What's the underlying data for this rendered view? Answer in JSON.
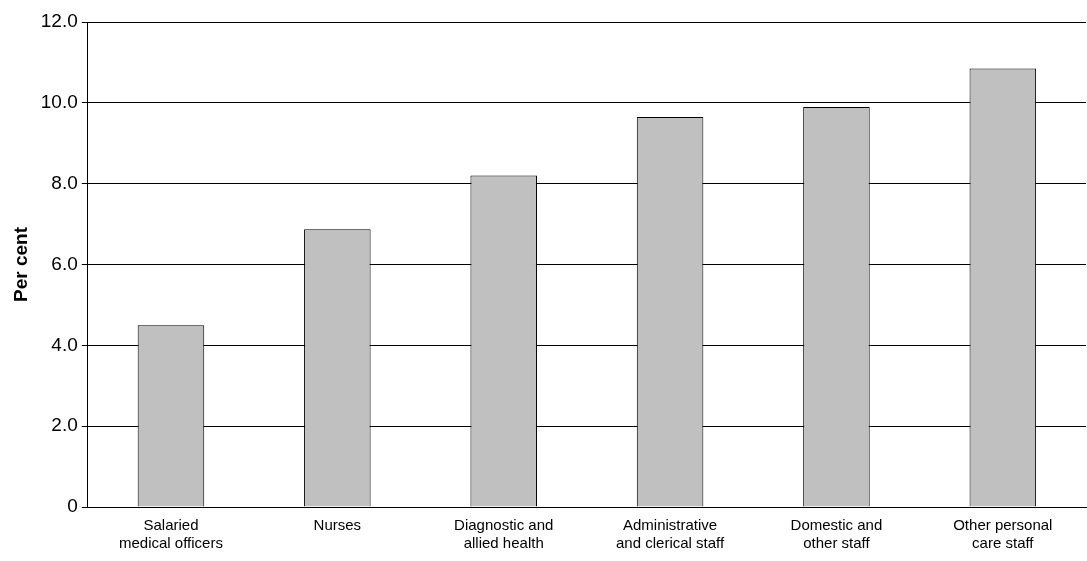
{
  "chart_data": {
    "type": "bar",
    "ylabel": "Per cent",
    "categories": [
      "Salaried\nmedical officers",
      "Nurses",
      "Diagnostic and\nallied health",
      "Administrative\nand clerical staff",
      "Domestic and\nother staff",
      "Other personal\ncare staff"
    ],
    "values": [
      4.5,
      6.87,
      8.2,
      9.65,
      9.9,
      10.85
    ],
    "color": "#c0c0c0",
    "ylim": [
      0,
      12
    ],
    "yticks": [
      0,
      {
        "value": 2,
        "label": "2.0"
      },
      {
        "value": 4,
        "label": "4.0"
      },
      {
        "value": 6,
        "label": "6.0"
      },
      {
        "value": 8,
        "label": "8.0"
      },
      {
        "value": 10,
        "label": "10.0"
      },
      {
        "value": 12,
        "label": "12.0"
      }
    ],
    "grid": "y",
    "legend": false
  }
}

• INSTRUCTION:
Pull out every line of the entries that includes the word "staff".

• ANSWER:
      "Administrative\nand clerical staff",
      "Domestic and\nother staff",
      "Other personal\ncare staff"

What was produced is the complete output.